Set task: Restate the data below word for word. Skip any images it contains.

Data extract:

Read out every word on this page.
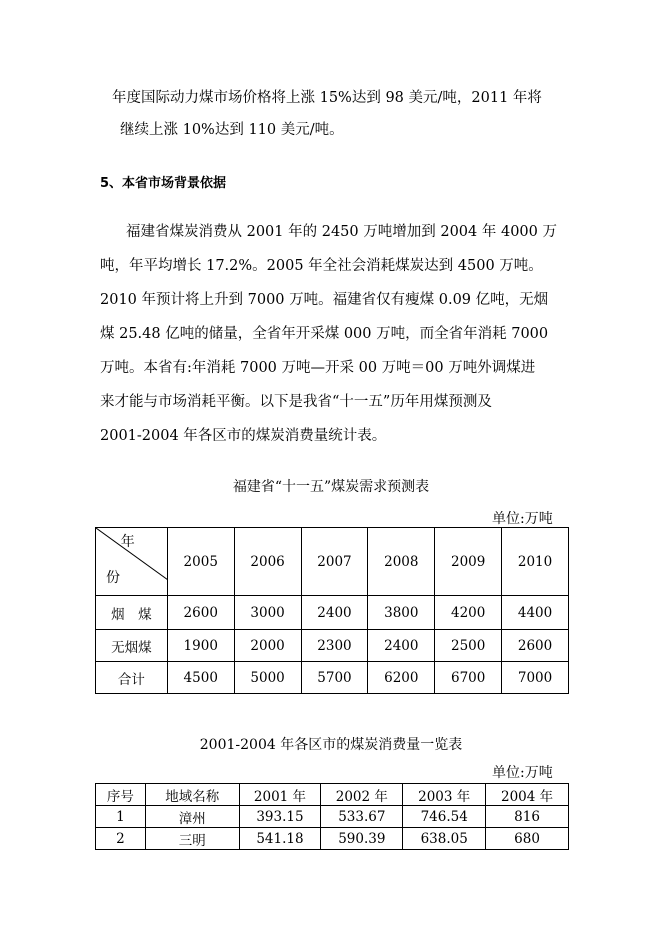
年度国际动力煤市场价格将上涨 15%达到 98 美元/吨，2011 年将
继续上涨 10%达到 110 美元/吨。
5、本省市场背景依据
福建省煤炭消费从 2001 年的 2450 万吨增加到 2004 年 4000 万
吨，年平均增长 17.2%。2005 年全社会消耗煤炭达到 4500 万吨。
2010 年预计将上升到 7000 万吨。福建省仅有瘦煤 0.09 亿吨，无烟
煤 25.48 亿吨的储量，全省年开采煤 000 万吨，而全省年消耗 7000
万吨。本省有:年消耗 7000 万吨—开采 00 万吨＝00 万吨外调煤进
来才能与市场消耗平衡。以下是我省“十一五”历年用煤预测及
2001-2004 年各区市的煤炭消费量统计表。
福建省“十一五”煤炭需求预测表
单位:万吨
年
份	2005	2006	2007	2008	2009	2010
烟　煤	2600	3000	2400	3800	4200	4400
无烟煤	1900	2000	2300	2400	2500	2600
合计	4500	5000	5700	6200	6700	7000
2001-2004 年各区市的煤炭消费量一览表
单位:万吨
序号	地域名称	2001 年	2002 年	2003 年	2004 年
1	漳州	393.15	533.67	746.54	816
2	三明	541.18	590.39	638.05	680
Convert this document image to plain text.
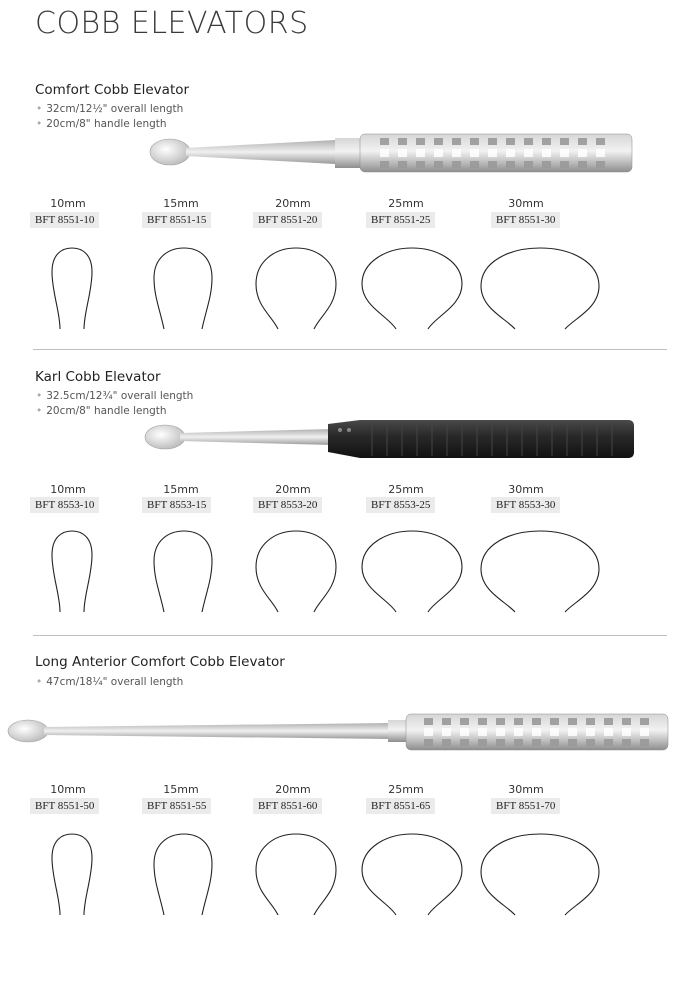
COBB ELEVATORS
Comfort Cobb Elevator
• 32cm/12½" overall length
• 20cm/8" handle length
10mm	15mm	20mm	25mm	30mm
BFT 8551-10	BFT 8551-15	BFT 8551-20	BFT 8551-25	BFT 8551-30
Karl Cobb Elevator
• 32.5cm/12¾" overall length
• 20cm/8" handle length
10mm	15mm	20mm	25mm	30mm
BFT 8553-10	BFT 8553-15	BFT 8553-20	BFT 8553-25	BFT 8553-30
Long Anterior Comfort Cobb Elevator
• 47cm/18¼" overall length
10mm	15mm	20mm	25mm	30mm
BFT 8551-50	BFT 8551-55	BFT 8551-60	BFT 8551-65	BFT 8551-70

Final result:
Read out every word on this page.
年度国际动力煤市场价格将上涨 15%达到 98 美元/吨，2011 年将
继续上涨 10%达到 110 美元/吨。
5、本省市场背景依据
福建省煤炭消费从 2001 年的 2450 万吨增加到 2004 年 4000 万
吨，年平均增长 17.2%。2005 年全社会消耗煤炭达到 4500 万吨。
2010 年预计将上升到 7000 万吨。福建省仅有瘦煤 0.09 亿吨，无烟
煤 25.48 亿吨的储量，全省年开采煤 000 万吨，而全省年消耗 7000
万吨。本省有:年消耗 7000 万吨—开采 00 万吨＝00 万吨外调煤进
来才能与市场消耗平衡。以下是我省“十一五”历年用煤预测及
2001-2004 年各区市的煤炭消费量统计表。
福建省“十一五”煤炭需求预测表
单位:万吨
年
份	2005	2006	2007	2008	2009	2010
烟　煤	2600	3000	2400	3800	4200	4400
无烟煤	1900	2000	2300	2400	2500	2600
合计	4500	5000	5700	6200	6700	7000
2001-2004 年各区市的煤炭消费量一览表
单位:万吨
序号	地域名称	2001 年	2002 年	2003 年	2004 年
1	漳州	393.15	533.67	746.54	816
2	三明	541.18	590.39	638.05	680
Convert this document image to plain text.
COBB ELEVATORS
Comfort Cobb Elevator
• 32cm/12½" overall length
• 20cm/8" handle length
10mm	15mm	20mm	25mm	30mm
BFT 8551-10	BFT 8551-15	BFT 8551-20	BFT 8551-25	BFT 8551-30
Karl Cobb Elevator
• 32.5cm/12¾" overall length
• 20cm/8" handle length
10mm	15mm	20mm	25mm	30mm
BFT 8553-10	BFT 8553-15	BFT 8553-20	BFT 8553-25	BFT 8553-30
Long Anterior Comfort Cobb Elevator
• 47cm/18¼" overall length
10mm	15mm	20mm	25mm	30mm
BFT 8551-50	BFT 8551-55	BFT 8551-60	BFT 8551-65	BFT 8551-70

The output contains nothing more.